## ФРАГМЕНТ ТЕКСТА
|---|

Через десять минут я был уже верхом перед тележкой соседа и вывел его без малейшего труда на гладкий, высокий рубеж, по которому даже были накатаны колеи.

— Вот и накатанная дорога, — заметил я вслух, обращаясь к соседу. Но он сидел, видимо, недовольный, и при малейшей неровности, восклицал:

— Хороша дорога. Нет, как можно по рубежам ездить!

Наконец я вывел его на исходную точку, то есть на место, где на его рубежах дорога была мною запахана.

— Вот вы и на вашей дороге! И покойнее и ближе.

— Какое, помилуйте, покойнее и ближе? Вглядитесь-ка на вашу пашню. Пашня славная, охотницкая, а видите ли по ней этот след колес?

Я оглянулся и действительно увидал свежий след.

— Это я к вам ехал... Не могу! Делайте со мной, что хотите, а я все-таки буду ездить по вашему клину, хоть вы его пшеницей засейте. Ловите меня, отпрягайте моих лошадей, словом, делайте, что хотите, а я буду тут ездить.

|---|

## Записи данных
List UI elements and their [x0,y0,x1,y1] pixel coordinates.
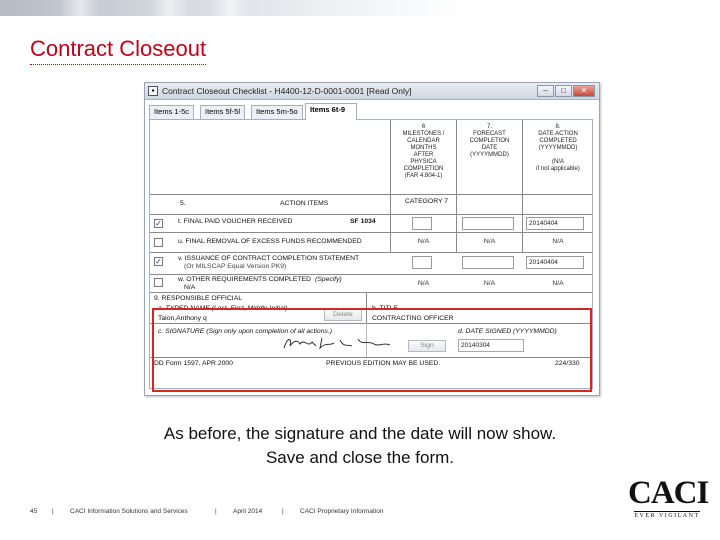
footer-date: April 2014 [233,508,263,515]
item-t-form-ref: SF 1034 [350,218,376,225]
title-label: b. TITLE [372,305,398,312]
item-w-checkbox[interactable] [154,278,163,287]
typed-name-label: a. TYPED NAME (Last, First, Middle Initi… [158,305,288,312]
checklist-window: ▪ Contract Closeout Checklist - H4400-12… [144,82,600,396]
footer-company: CACI Information Solutions and Services [70,508,188,515]
bar-highlight [60,0,100,16]
divider [150,232,592,233]
form-number: DD Form 1597, APR 2000 [154,360,233,367]
logo-rule [634,511,700,512]
page-code: 224/330 [555,360,580,367]
window-titlebar[interactable]: ▪ Contract Closeout Checklist - H4400-12… [145,83,599,100]
window-title: Contract Closeout Checklist - H4400-12-D… [162,86,412,96]
tab-items-5f-5l[interactable]: Items 5f-5l [200,105,246,119]
item-v-completed-field[interactable]: 20140404 [526,256,584,269]
footer-separator: | [282,508,284,515]
tab-items-6t-9[interactable]: Items 6t-9 [305,103,357,120]
item-w-specify: (Specify) [315,276,342,283]
page-number: 45 [30,508,38,515]
bar-highlight [210,0,250,16]
caci-logo: CACI EVER VIGILANT [628,475,709,524]
item-t-label: t. FINAL PAID VOUCHER RECEIVED [178,218,293,225]
logo-tagline: EVER VIGILANT [634,513,700,519]
date-signed-field[interactable]: 20140304 [458,339,524,352]
col-header-milestones: 6 MILESTONES / CALENDAR MONTHS AFTER PHY… [402,124,445,179]
slide-title: Contract Closeout [30,36,207,65]
divider [150,292,592,293]
category-label: CATEGORY 7 [405,198,449,205]
logo-wordmark: CACI [628,475,709,511]
divider [150,323,592,324]
divider [150,274,592,275]
signature-image [282,334,392,352]
action-items-label: ACTION ITEMS [280,200,329,207]
item-v-forecast-field[interactable] [462,256,514,269]
item-w-sublabel: N/A [184,284,196,291]
divider [150,357,592,358]
item-t-milestone-field[interactable] [412,217,432,230]
bar-highlight [150,0,190,16]
item-t-forecast-field[interactable] [462,217,514,230]
item-t-checkbox[interactable]: ✓ [154,219,163,228]
footer-proprietary: CACI Proprietary Information [300,508,384,515]
footer-separator: | [215,508,217,515]
item-u-forecast: N/A [483,238,496,245]
item-v-milestone-field[interactable] [412,256,432,269]
item-v-sublabel: (Or MILSCAP Equal Version PK9) [184,263,287,270]
tab-items-5m-5o[interactable]: Items 5m-5o [251,105,303,119]
divider [150,252,592,253]
title-value: CONTRACTING OFFICER [372,315,454,322]
item-w-forecast: N/A [483,280,496,287]
item-u-label: u. FINAL REMOVAL OF EXCESS FUNDS RECOMME… [178,238,362,245]
maximize-icon[interactable]: □ [555,85,572,97]
item-w-milestone: N/A [417,280,430,287]
edition-note: PREVIOUS EDITION MAY BE USED. [326,360,441,367]
divider [366,292,367,323]
row-number-5: 5. [180,200,186,207]
item-u-checkbox[interactable] [154,238,163,247]
sign-button[interactable]: Sign [408,340,446,352]
tab-items-1-5c[interactable]: Items 1-5c [149,105,195,119]
item-v-checkbox[interactable]: ✓ [154,257,163,266]
footer-separator: | [52,508,54,515]
delete-button[interactable]: Delete [324,309,362,321]
responsible-official-heading: 9. RESPONSIBLE OFFICIAL [154,295,243,302]
item-u-completed: N/A [552,238,564,245]
divider [150,194,592,195]
date-signed-label: d. DATE SIGNED (YYYYMMDD) [458,328,557,335]
typed-name-value: Talon,Anthony q [158,315,207,322]
item-w-label: w. OTHER REQUIREMENTS COMPLETED [178,276,311,283]
close-icon[interactable]: ✕ [573,85,595,97]
item-v-label: v. ISSUANCE OF CONTRACT COMPLETION STATE… [178,255,360,262]
caption-line-1: As before, the signature and the date wi… [163,424,557,443]
col-header-date-action: 8. DATE ACTION COMPLETED (YYYYMMDD) (N/A… [536,124,580,172]
item-t-completed-field[interactable]: 20140404 [526,217,584,230]
col-header-forecast: 7. FORECAST COMPLETION DATE (YYYYMMDD) [469,124,510,158]
caption-line-2: Save and close the form. [265,448,455,467]
divider [150,214,592,215]
app-icon: ▪ [148,86,158,96]
top-decorative-bar [0,0,720,16]
minimize-icon[interactable]: – [537,85,554,97]
item-w-completed: N/A [552,280,564,287]
item-u-milestone: N/A [417,238,430,245]
form-pane: 6 MILESTONES / CALENDAR MONTHS AFTER PHY… [149,119,593,389]
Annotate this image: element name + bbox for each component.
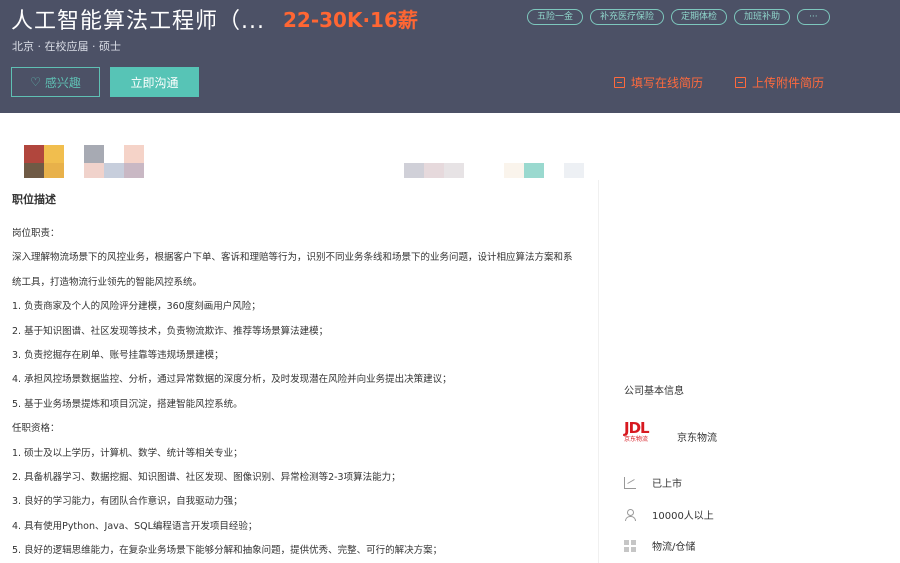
upload-resume-label: 上传附件简历 [752, 76, 825, 90]
benefit-tag: 加班补助 [734, 9, 791, 25]
description-line: 2. 基于知识图谱、社区发现等技术，负责物流欺诈、推荐等场景算法建模； [12, 325, 329, 337]
company-size: 10000人以上 [624, 507, 714, 522]
fill-resume-label: 填写在线简历 [631, 76, 704, 90]
description-line: 5. 基于业务场景提炼和项目沉淀，搭建智能风控系统。 [12, 398, 243, 410]
benefit-tag: 五险一金 [527, 9, 584, 25]
chat-now-label: 立即沟通 [130, 75, 179, 90]
job-meta: 北京 · 在校应届 · 硕士 [12, 40, 121, 53]
salary: 22-30K·16薪 [283, 8, 418, 32]
benefit-tag: 定期体检 [671, 9, 728, 25]
interested-label: 感兴趣 [44, 75, 81, 90]
description-line: 5. 良好的逻辑思维能力，在复杂业务场景下能够分解和抽象问题，提供优秀、完整、可… [12, 545, 443, 557]
job-header: 人工智能算法工程师（... 22-30K·16薪 北京 · 在校应届 · 硕士 … [0, 0, 900, 113]
job-description: 岗位职责： 深入理解物流场景下的风控业务，根据客户下单、客诉和理赔等行为，识别不… [12, 222, 587, 563]
blurred-banner [404, 163, 586, 178]
interested-button[interactable]: ♡ 感兴趣 [11, 67, 100, 97]
description-line: 岗位职责： [12, 228, 60, 239]
company-name-link[interactable]: 京东物流 [677, 429, 717, 444]
company-stage-value: 已上市 [652, 479, 682, 490]
company-info-title: 公司基本信息 [624, 386, 684, 397]
description-line: 1. 负责商家及个人的风险评分建模，360度刻画用户风险； [12, 301, 261, 313]
description-line: 1. 硕士及以上学历，计算机、数学、统计等相关专业； [12, 447, 243, 459]
description-line: 2. 具备机器学习、数据挖掘、知识图谱、社区发现、图像识别、异常检测等2-3项算… [12, 471, 401, 483]
blurred-recruiter-info [84, 145, 144, 178]
user-icon [624, 508, 636, 521]
jdl-logo-text: JDL [624, 419, 650, 437]
description-line: 统工具，打造物流行业领先的智能风控系统。 [12, 276, 203, 288]
chat-now-button[interactable]: 立即沟通 [110, 67, 199, 97]
company-logo[interactable]: JDL 京东物流 [624, 420, 664, 450]
company-stage: 已上市 [624, 475, 682, 490]
company-industry: 物流/仓储 [624, 538, 695, 553]
benefit-tags: 五险一金 补充医疗保险 定期体检 加班补助 ··· [527, 9, 830, 25]
chart-icon [624, 476, 636, 489]
company-size-value: 10000人以上 [652, 511, 714, 522]
description-line: 深入理解物流场景下的风控业务，根据客户下单、客诉和理赔等行为，识别不同业务条线和… [12, 252, 573, 264]
fill-online-resume-link[interactable]: 填写在线简历 [614, 74, 703, 91]
job-title: 人工智能算法工程师（... [11, 9, 265, 34]
jdl-logo-sub: 京东物流 [624, 436, 649, 443]
description-line: 3. 良好的学习能力，有团队合作意识，自我驱动力强； [12, 496, 243, 508]
upload-resume-link[interactable]: 上传附件简历 [735, 74, 824, 91]
description-line: 4. 具有使用Python、Java、SQL编程语言开发项目经验； [12, 520, 258, 532]
description-line: 4. 承担风控场景数据监控、分析，通过异常数据的深度分析，及时发现潜在风险并向业… [12, 374, 452, 386]
job-description-title: 职位描述 [12, 193, 56, 206]
heart-icon: ♡ [30, 75, 41, 89]
description-line: 3. 负责挖掘存在刷单、账号挂靠等违规场景建模； [12, 349, 224, 361]
edit-resume-icon [614, 77, 625, 88]
benefit-tag: 补充医疗保险 [590, 9, 665, 25]
description-line: 任职资格： [12, 423, 60, 435]
company-industry-value: 物流/仓储 [652, 542, 696, 553]
grid-icon [624, 539, 636, 552]
upload-icon [735, 77, 746, 88]
blurred-recruiter-avatar [24, 145, 64, 178]
column-divider [598, 180, 599, 563]
more-tags-button[interactable]: ··· [797, 9, 830, 25]
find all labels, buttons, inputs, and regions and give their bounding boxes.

|---|

## ЗАДАНИЯ
[A] Оформите нумерованным списком записи, начиная со строки, где есть "upload-resume-label: 上传附件简历 [752, 76, 825, 90]", и заканчивая строкой, где есть "chat-now-label: 立即沟通 [130, 75, 179, 90]", включая обе; пустые строки не берите.
[B] Пожалуйста, напишите продолжение текста о споре с соседом из-за езды по вспаханному клину.

## ОТВЕТЫ ПО ЗАДАНИЯМ
[A]
1. upload-resume-label: 上传附件简历 [752, 76, 825, 90]
2. benefit-tag: 加班补助 [734, 9, 791, 25]
3. description-line: 2. 基于知识图谱、社区发现等技术，负责物流欺诈、推荐等场景算法建模； [12, 325, 329, 337]
4. company-size: 10000人以上 [624, 507, 714, 522]
5. fill-resume-label: 填写在线简历 [631, 76, 704, 90]
6. description-line: 5. 基于业务场景提炼和项目沉淀，搭建智能风控系统。 [12, 398, 243, 410]
7. benefit-tag: 五险一金 [527, 9, 584, 25]
8. chat-now-label: 立即沟通 [130, 75, 179, 90]

[B]
Какие ни старался я приводить доказательства правоты моего дела, старик оставался при своем и твердил:

— А я буду ездить.

Солнце пекло немилосердно, оводы до того кусали лошадей, что удерживать их долее на месте не было возможности.

— Теперь поступайте как вам угодно и позвольте пожелать вам доброго пути, — сказал я и, повернув лошадь, пустился рысью домой.

— Что копачи, — спросил я вечером прикащика, — кончили канаву на новом огороде?

— Немного не кончили.

— Скажи им: если хотят, пусть по той же цене становятся в поле. Ты знаешь, свинцовский рубеж окопан канавой до бывшей дороги. Пусть они прогонят эту канаву до самого Порфириева рубежа. Мне эта комедия с их ездой надоела.

Осенью, после хлебной уборки, я вздумал нанять несколько десятин на весну под овес. Удобнее всего было нанять у Свинцова, а потому мой прикащик отправился к нему по этому делу.

— Отдает он землю? — спрашиваю я вернувшегося прикащика.

— И отдает и нет. Я, говорит, еще и сам не решился. А ты скажи своему барину, что я буду ездить по вашему клину, как ему угодно.

— Нет, говорю, сударь! теперь уж не поедете.

— Как! Кто мне запретит? Ну, ловите меня!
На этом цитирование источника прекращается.